[Structured figure records]
◆ ◆ ◆ ◆

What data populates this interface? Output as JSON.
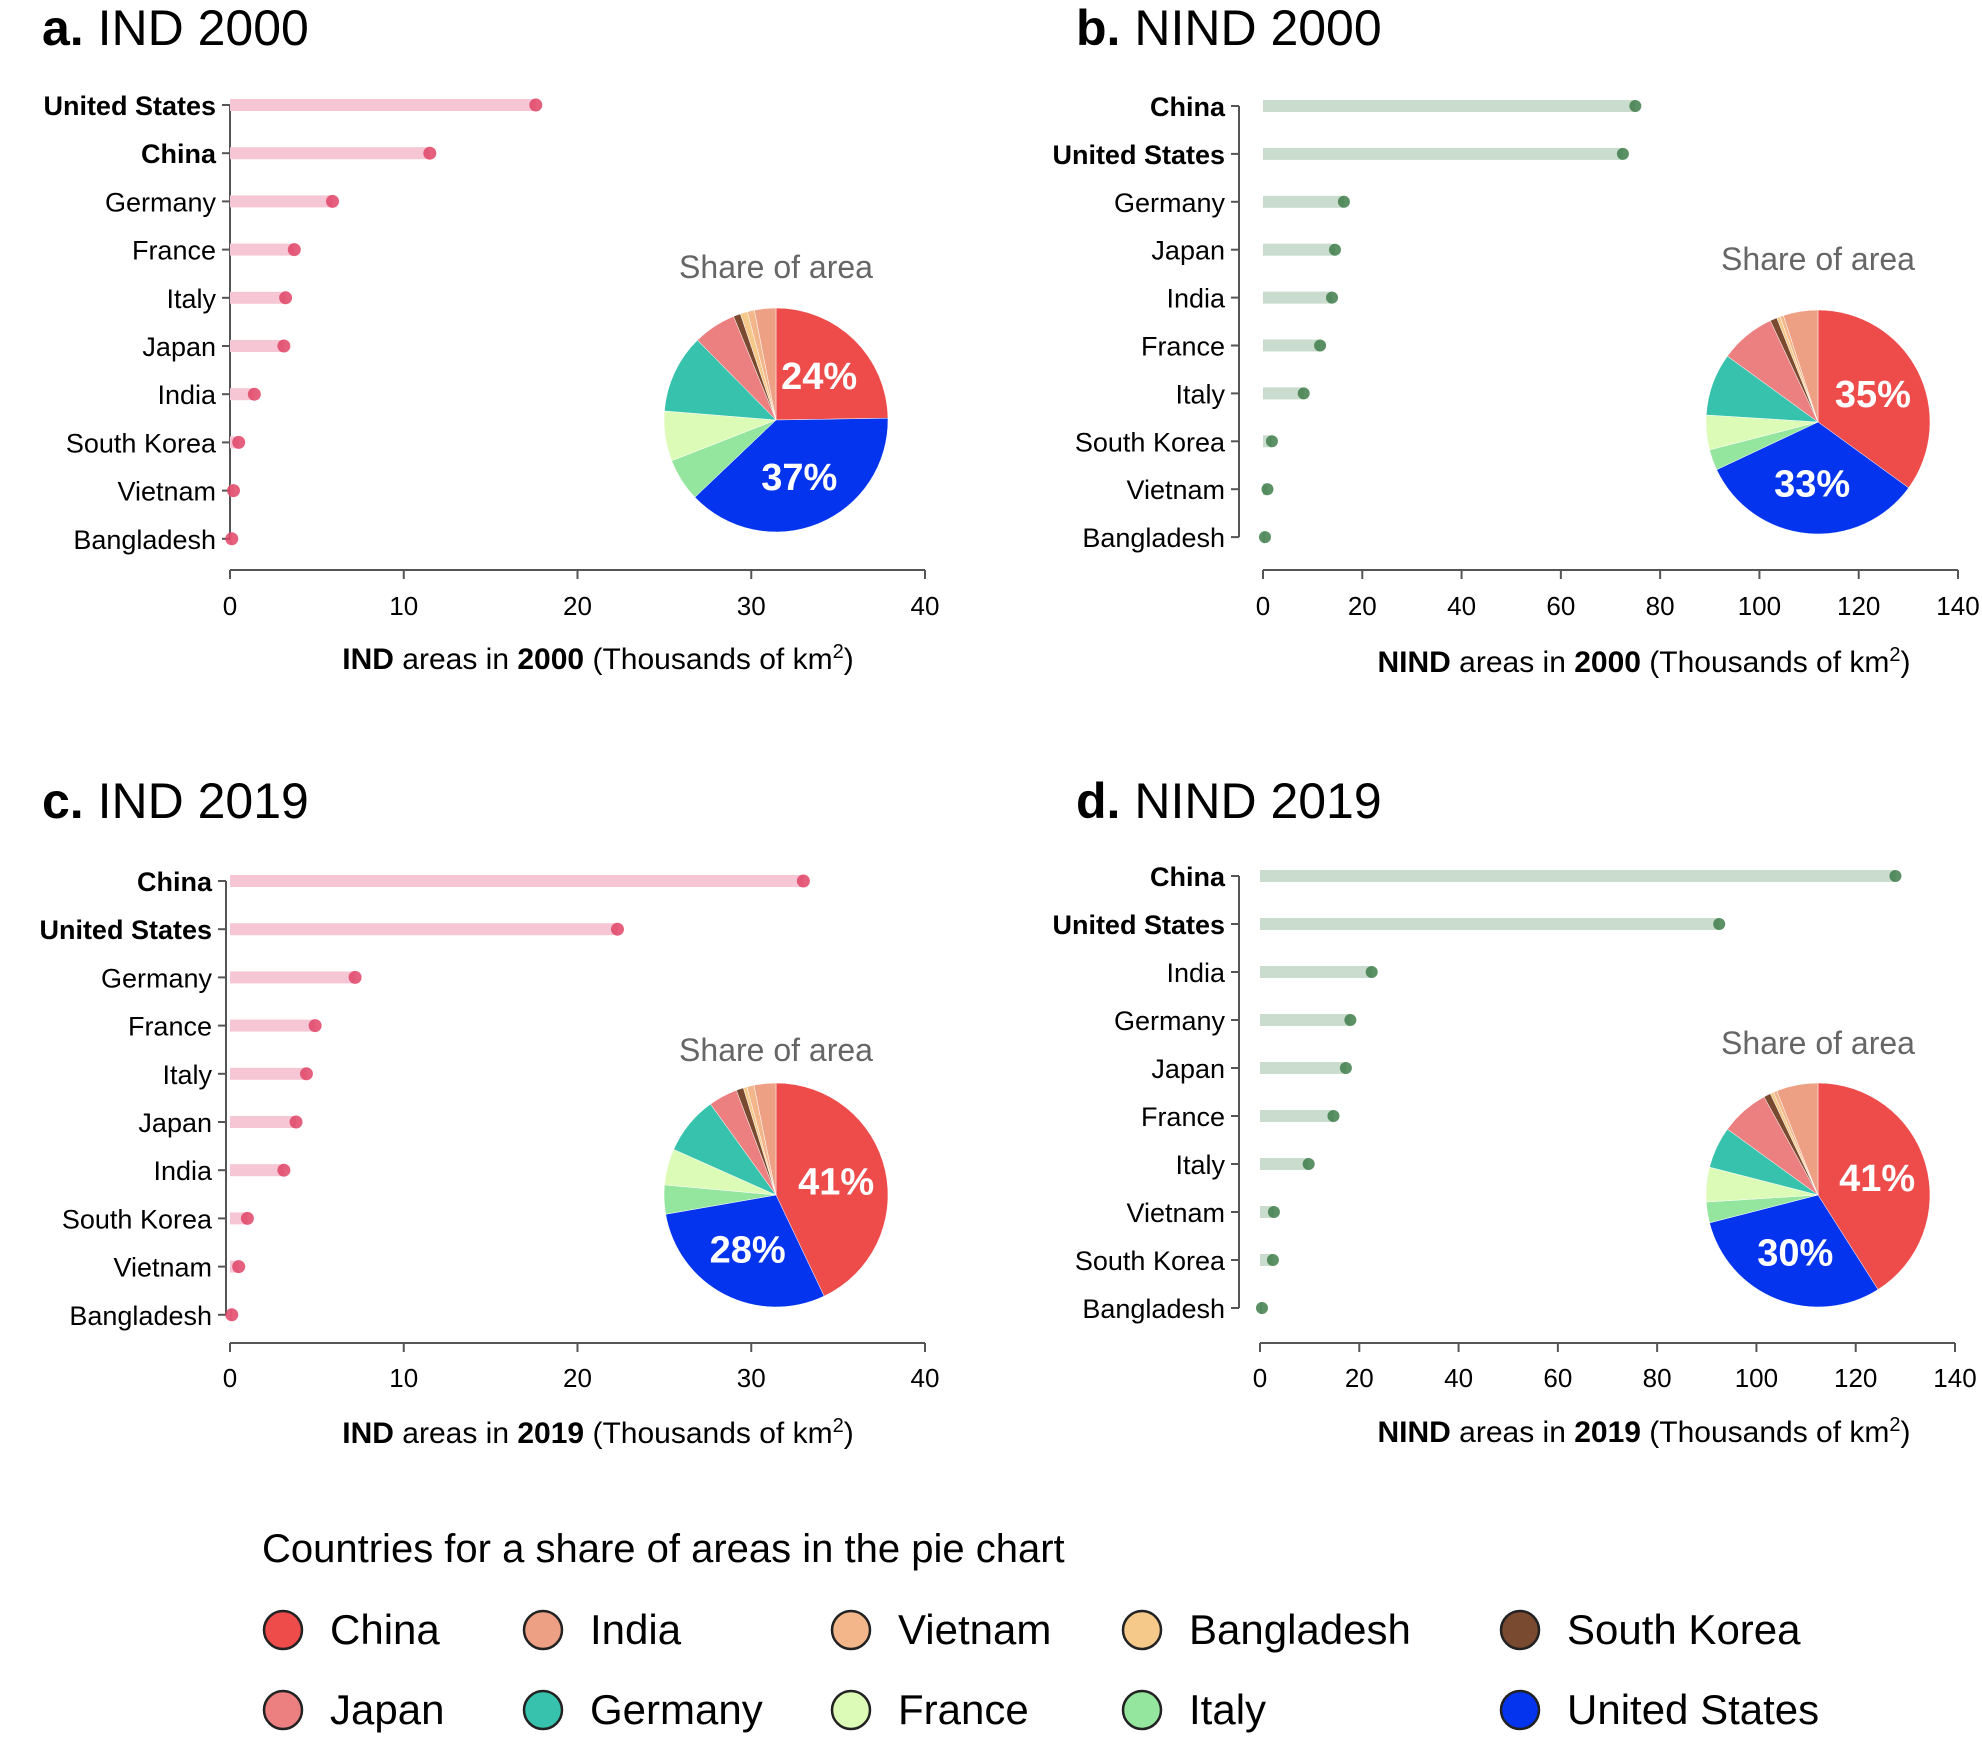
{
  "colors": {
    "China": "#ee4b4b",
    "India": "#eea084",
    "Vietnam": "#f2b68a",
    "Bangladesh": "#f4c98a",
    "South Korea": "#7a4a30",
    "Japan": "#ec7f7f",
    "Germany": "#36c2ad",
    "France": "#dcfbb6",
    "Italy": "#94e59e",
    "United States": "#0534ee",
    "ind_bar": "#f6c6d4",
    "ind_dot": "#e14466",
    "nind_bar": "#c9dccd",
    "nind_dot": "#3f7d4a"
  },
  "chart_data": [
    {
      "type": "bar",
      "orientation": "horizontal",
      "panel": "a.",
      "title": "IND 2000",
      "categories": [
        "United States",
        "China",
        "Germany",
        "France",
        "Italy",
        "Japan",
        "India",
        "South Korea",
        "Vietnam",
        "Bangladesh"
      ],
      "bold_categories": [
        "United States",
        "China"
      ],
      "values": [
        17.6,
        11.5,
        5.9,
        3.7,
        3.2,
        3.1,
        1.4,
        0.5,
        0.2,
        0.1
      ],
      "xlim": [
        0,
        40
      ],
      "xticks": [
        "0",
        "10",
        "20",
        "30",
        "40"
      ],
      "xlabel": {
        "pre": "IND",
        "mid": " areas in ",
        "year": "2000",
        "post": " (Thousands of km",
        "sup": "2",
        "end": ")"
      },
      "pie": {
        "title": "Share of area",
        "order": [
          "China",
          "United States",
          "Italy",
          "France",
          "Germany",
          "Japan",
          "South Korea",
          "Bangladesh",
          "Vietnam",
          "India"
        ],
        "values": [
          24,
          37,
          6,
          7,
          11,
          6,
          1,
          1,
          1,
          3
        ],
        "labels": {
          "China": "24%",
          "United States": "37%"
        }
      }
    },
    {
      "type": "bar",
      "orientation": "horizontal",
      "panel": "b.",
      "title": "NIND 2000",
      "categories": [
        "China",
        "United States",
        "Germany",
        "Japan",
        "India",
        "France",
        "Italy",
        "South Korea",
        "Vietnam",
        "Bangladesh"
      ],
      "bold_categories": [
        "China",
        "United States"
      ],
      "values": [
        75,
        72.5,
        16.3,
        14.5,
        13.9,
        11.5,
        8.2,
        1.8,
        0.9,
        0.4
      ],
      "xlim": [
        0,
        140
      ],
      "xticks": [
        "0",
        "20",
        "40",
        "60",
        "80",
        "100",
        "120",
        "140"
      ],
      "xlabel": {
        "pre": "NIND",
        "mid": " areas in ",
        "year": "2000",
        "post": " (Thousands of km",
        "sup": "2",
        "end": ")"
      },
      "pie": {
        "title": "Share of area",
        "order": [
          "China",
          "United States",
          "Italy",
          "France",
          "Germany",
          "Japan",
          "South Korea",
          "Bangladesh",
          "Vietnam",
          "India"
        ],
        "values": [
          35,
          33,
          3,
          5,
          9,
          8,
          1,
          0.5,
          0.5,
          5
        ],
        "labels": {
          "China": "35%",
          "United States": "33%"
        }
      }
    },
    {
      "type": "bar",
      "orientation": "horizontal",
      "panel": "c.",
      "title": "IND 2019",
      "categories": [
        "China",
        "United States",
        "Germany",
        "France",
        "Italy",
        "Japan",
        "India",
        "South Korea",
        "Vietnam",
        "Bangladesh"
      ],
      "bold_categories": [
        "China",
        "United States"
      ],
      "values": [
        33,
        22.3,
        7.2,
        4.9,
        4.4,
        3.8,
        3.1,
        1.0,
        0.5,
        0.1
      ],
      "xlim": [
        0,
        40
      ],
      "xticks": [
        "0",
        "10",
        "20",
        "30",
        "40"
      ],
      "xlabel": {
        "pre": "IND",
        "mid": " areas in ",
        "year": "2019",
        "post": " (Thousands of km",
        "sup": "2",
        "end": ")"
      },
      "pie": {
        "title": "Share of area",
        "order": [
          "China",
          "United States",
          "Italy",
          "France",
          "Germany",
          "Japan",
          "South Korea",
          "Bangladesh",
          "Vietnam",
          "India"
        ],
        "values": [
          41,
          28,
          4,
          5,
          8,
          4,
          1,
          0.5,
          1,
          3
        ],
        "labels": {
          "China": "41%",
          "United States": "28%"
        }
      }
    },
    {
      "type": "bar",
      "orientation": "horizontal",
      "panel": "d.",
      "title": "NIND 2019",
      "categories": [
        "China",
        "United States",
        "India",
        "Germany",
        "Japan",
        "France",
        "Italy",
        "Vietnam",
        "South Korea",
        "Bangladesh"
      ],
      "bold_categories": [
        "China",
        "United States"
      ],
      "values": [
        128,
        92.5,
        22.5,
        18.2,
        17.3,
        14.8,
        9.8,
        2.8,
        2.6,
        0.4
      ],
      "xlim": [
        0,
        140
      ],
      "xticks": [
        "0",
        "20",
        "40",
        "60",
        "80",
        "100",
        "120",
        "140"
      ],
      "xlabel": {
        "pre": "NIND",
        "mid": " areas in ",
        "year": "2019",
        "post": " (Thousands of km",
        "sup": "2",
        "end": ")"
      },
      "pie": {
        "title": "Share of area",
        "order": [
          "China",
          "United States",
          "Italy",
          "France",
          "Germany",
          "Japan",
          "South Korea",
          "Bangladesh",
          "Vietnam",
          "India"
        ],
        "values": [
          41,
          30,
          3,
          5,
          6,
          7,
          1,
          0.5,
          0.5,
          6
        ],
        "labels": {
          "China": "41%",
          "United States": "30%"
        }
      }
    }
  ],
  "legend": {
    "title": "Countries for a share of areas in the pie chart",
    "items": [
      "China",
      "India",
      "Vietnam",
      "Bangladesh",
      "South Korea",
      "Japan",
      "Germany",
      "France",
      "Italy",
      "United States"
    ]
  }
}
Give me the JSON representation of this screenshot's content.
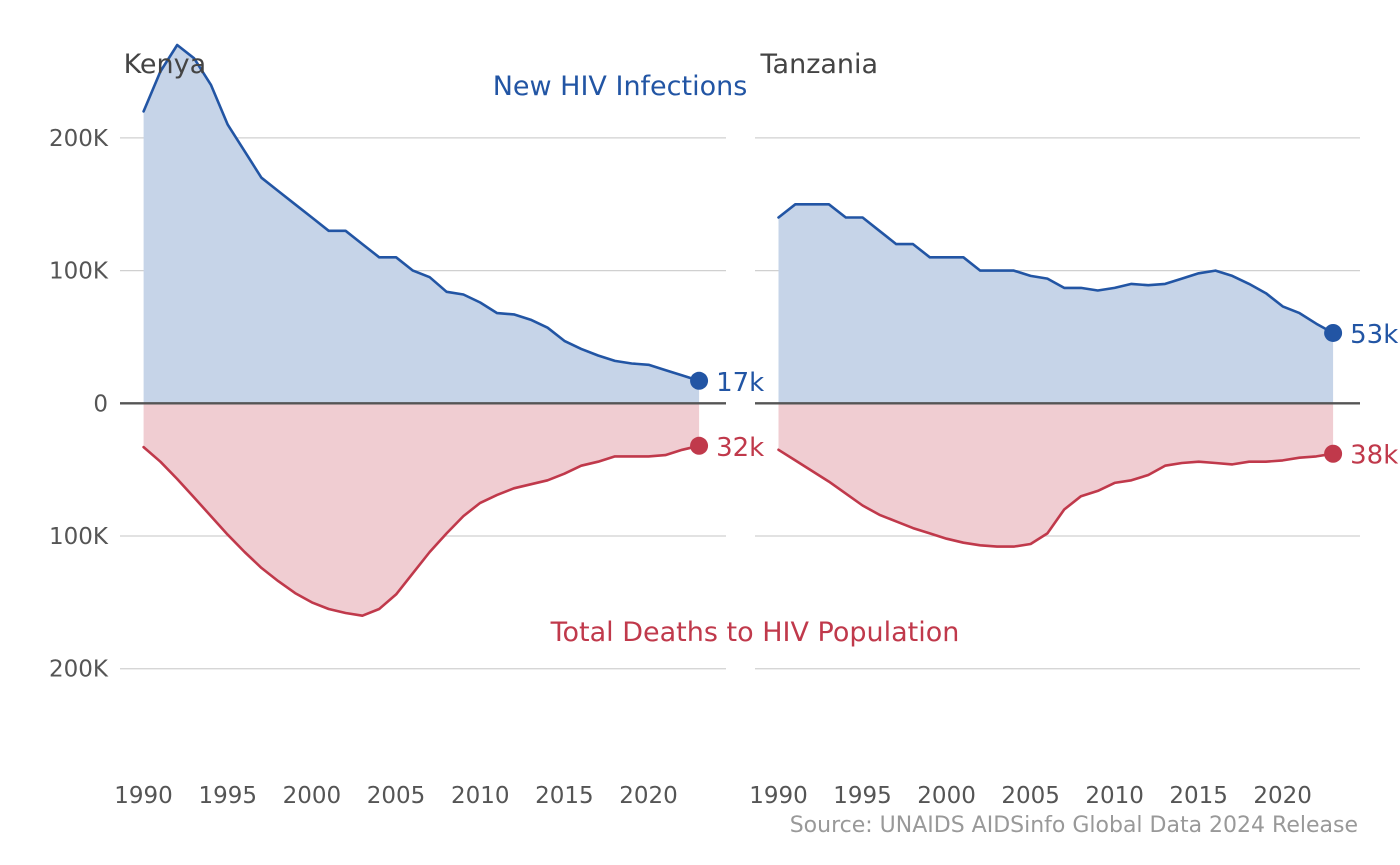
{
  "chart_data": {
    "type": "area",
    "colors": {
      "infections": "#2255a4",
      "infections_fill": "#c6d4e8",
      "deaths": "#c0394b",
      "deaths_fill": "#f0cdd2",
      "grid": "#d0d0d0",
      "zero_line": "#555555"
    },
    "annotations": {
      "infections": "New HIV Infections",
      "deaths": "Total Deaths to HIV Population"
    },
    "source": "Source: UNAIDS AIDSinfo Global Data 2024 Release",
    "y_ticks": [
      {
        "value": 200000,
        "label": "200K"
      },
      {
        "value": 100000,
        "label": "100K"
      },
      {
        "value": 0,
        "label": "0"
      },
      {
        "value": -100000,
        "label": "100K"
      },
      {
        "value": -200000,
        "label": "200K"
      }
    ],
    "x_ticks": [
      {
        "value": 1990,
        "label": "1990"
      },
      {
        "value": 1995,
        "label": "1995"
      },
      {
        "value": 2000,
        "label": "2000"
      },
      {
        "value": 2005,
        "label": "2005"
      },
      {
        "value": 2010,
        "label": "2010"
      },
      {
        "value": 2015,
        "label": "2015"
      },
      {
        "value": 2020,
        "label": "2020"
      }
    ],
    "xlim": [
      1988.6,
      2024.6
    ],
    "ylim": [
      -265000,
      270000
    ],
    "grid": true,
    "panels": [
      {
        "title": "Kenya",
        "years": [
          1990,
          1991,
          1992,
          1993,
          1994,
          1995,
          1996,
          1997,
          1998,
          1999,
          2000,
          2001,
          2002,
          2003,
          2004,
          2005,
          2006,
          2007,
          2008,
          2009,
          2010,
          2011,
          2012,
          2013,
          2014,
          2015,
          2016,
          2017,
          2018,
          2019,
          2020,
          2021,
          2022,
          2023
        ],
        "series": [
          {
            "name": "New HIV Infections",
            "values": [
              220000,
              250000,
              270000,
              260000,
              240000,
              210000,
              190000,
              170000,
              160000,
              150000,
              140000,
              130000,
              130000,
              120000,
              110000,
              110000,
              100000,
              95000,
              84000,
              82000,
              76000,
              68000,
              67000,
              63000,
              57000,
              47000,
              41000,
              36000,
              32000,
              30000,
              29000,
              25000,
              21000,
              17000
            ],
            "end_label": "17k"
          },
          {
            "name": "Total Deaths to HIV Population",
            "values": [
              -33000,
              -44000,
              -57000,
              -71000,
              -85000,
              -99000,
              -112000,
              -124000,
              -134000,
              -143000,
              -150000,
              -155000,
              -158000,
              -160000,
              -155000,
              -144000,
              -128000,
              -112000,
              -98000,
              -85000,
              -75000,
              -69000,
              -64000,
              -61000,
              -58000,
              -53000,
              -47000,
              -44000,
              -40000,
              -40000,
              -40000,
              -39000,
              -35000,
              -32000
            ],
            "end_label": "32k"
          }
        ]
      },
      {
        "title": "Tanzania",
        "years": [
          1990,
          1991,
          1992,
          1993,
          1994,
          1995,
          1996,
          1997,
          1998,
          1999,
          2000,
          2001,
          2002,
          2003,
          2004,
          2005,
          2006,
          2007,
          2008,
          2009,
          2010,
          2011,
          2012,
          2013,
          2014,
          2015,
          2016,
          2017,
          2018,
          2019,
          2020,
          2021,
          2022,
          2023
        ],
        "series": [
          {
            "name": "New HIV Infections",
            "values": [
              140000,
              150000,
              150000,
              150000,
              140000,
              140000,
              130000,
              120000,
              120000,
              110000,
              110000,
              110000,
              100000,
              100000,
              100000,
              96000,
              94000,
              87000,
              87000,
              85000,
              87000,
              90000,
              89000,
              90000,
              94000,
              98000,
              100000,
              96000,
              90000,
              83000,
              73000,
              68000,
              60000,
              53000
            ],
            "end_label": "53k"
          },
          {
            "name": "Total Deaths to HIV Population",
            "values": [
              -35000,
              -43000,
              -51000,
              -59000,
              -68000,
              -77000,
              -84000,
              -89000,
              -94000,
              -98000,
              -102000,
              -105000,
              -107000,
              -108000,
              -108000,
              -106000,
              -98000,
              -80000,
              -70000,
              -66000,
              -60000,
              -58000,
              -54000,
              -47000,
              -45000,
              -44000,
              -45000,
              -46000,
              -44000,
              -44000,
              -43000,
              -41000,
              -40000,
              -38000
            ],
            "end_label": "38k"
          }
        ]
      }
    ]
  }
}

◆ ◆ ◆ ◆

= TASK TO CARRY OUT =
Find each line holding the string "this" and copy it out.

= TASK RESPONSE =
What data populates this interface? Output as JSON.
Give me the JSON representation of this screenshot's content.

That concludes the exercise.